EXERCISE PROMPT -> Recast the lines from the one containing "Patent image size: (1071, 545)." through the one containing "The comparator 18 is at (543, 423).", both included, as a JSON list of strings with one string per line and blank lines omitted.

DATA ENTRIES ->
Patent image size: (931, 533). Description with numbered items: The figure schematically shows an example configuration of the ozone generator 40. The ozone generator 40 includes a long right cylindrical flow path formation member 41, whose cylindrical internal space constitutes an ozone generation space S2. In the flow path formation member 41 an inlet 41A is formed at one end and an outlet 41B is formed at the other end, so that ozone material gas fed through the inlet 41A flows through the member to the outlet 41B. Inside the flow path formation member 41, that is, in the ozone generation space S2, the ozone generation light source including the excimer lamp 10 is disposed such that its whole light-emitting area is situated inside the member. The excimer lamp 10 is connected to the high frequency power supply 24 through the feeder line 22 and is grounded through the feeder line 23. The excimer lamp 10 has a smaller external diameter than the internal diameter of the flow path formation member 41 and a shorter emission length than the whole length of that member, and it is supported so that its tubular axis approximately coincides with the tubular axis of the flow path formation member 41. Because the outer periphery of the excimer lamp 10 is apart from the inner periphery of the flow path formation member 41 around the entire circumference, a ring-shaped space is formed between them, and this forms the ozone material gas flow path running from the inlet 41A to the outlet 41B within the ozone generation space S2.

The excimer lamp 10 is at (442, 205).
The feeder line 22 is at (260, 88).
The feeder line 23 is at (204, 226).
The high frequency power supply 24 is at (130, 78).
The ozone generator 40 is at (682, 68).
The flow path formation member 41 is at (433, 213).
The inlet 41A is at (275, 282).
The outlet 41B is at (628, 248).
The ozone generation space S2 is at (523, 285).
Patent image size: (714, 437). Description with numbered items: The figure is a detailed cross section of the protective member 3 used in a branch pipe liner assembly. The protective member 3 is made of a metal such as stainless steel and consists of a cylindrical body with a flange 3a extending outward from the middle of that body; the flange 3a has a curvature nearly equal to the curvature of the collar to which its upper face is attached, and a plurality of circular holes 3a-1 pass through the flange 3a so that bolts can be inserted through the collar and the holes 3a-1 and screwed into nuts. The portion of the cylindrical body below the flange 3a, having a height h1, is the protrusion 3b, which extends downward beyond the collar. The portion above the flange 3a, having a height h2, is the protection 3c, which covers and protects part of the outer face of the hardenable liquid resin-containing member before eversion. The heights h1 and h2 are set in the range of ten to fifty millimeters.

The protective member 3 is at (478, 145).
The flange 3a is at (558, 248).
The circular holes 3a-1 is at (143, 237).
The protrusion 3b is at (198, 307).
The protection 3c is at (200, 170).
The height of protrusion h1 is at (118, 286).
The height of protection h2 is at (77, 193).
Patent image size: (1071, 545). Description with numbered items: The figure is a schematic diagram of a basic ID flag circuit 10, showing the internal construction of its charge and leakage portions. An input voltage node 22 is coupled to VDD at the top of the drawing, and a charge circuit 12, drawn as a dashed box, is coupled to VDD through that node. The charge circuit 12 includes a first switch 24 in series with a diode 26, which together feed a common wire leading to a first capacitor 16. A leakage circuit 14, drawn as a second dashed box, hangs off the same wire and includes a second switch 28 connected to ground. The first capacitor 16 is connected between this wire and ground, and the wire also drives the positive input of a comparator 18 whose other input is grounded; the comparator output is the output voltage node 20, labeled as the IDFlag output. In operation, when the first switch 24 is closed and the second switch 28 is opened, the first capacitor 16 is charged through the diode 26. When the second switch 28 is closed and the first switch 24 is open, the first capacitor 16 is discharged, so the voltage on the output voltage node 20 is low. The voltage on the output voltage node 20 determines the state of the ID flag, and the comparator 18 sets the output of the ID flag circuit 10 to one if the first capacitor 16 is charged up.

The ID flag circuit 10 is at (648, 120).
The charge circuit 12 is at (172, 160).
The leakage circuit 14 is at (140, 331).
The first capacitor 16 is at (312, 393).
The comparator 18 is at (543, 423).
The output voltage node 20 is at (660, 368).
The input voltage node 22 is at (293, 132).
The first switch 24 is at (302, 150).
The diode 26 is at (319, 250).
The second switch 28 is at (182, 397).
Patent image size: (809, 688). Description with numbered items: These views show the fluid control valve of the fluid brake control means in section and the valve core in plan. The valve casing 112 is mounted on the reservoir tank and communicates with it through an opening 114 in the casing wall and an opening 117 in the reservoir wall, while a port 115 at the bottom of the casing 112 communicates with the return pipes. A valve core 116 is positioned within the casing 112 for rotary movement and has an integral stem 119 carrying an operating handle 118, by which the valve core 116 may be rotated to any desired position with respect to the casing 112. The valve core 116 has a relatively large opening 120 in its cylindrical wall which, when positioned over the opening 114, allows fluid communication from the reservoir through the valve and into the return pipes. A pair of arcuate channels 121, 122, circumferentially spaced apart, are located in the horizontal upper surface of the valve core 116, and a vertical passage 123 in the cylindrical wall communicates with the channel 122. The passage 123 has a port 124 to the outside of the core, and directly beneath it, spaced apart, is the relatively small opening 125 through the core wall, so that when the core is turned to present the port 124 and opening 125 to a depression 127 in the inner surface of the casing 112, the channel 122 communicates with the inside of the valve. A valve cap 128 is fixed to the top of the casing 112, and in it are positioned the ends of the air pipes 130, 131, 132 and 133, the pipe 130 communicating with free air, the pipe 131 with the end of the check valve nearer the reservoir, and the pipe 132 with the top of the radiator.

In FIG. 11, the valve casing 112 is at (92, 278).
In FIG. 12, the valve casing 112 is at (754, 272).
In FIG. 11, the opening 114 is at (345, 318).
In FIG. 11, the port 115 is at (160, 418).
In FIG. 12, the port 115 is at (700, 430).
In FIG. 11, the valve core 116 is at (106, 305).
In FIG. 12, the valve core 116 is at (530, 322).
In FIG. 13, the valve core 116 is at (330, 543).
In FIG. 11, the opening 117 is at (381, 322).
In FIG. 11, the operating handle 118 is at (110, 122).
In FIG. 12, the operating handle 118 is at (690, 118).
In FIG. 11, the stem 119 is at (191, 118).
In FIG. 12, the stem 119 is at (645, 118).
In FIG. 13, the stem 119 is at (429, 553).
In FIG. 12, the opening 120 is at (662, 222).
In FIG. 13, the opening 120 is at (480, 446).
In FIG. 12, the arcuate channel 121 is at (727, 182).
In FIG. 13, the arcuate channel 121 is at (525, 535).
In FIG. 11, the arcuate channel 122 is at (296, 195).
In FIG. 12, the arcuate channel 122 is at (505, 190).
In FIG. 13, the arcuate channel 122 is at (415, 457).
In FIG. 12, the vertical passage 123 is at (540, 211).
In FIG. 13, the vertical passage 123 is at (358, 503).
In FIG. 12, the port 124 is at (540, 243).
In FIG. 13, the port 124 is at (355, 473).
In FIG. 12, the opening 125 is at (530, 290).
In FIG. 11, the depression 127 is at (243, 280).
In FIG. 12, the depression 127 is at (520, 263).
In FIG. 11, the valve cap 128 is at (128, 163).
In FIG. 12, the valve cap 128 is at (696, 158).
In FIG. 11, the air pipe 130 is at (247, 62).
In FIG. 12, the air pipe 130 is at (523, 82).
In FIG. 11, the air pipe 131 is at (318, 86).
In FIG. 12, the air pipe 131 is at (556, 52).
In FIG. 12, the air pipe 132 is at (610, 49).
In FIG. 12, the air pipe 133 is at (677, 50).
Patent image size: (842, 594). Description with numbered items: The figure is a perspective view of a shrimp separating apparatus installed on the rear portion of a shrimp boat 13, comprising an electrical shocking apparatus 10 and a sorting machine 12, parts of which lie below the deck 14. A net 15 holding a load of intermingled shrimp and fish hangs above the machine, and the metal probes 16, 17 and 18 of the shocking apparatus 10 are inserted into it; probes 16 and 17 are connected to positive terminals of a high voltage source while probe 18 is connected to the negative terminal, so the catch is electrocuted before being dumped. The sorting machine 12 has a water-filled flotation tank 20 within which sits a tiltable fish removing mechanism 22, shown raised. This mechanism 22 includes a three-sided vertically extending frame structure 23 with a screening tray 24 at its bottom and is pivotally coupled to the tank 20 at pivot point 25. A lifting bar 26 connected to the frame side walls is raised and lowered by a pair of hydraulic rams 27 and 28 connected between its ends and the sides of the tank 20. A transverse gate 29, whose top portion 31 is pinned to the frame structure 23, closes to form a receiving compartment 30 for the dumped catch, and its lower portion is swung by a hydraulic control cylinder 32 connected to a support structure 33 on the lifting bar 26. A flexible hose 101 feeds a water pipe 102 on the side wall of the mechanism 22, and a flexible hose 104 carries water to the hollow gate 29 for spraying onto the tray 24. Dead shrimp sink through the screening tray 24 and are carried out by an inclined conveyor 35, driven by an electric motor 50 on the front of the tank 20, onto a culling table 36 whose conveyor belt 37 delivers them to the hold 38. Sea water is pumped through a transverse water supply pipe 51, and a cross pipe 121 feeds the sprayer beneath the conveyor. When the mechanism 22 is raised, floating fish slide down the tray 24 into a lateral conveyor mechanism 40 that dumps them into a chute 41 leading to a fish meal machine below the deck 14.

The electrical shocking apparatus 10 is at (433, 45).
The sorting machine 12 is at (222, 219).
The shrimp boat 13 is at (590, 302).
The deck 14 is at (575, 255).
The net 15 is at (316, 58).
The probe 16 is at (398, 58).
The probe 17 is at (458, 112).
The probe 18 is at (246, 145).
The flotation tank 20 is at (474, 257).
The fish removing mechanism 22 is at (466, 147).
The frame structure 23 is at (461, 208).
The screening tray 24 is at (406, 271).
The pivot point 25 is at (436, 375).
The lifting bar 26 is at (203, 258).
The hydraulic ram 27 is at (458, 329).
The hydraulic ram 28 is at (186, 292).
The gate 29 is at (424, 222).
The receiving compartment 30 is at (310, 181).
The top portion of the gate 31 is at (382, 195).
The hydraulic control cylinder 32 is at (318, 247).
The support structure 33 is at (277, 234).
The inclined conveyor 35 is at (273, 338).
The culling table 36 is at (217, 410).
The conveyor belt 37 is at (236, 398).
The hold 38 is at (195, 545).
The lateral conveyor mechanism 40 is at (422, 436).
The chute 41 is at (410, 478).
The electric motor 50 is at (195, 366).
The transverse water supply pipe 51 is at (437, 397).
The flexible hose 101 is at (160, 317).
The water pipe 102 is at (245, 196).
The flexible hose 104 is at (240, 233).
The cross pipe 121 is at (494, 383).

COMPLETE ANSWER ->
[
  "Patent image size: (1071, 545). Description with numbered items: The figure is a schematic diagram of a basic ID flag circuit 10, showing the internal construction of its charge and leakage portions. An input voltage node 22 is coupled to VDD at the top of the drawing, and a charge circuit 12, drawn as a dashed box, is coupled to VDD through that node. The charge circuit 12 includes a first switch 24 in series with a diode 26, which together feed a common wire leading to a first capacitor 16. A leakage circuit 14, drawn as a second dashed box, hangs off the same wire and includes a second switch 28 connected to ground. The first capacitor 16 is connected between this wire and ground, and the wire also drives the positive input of a comparator 18 whose other input is grounded; the comparator output is the output voltage node 20, labeled as the IDFlag output. In operation, when the first switch 24 is closed and the second switch 28 is opened, the first capacitor 16 is charged through the diode 26. When the second switch 28 is closed and the first switch 24 is open, the first capacitor 16 is discharged, so the voltage on the output voltage node 20 is low. The voltage on the output voltage node 20 determines the state of the ID flag, and the comparator 18 sets the output of the ID flag circuit 10 to one if the first capacitor 16 is charged up.",
  "The ID flag circuit 10 is at (648, 120).",
  "The charge circuit 12 is at (172, 160).",
  "The leakage circuit 14 is at (140, 331).",
  "The first capacitor 16 is at (312, 393).",
  "The comparator 18 is at (543, 423)."
]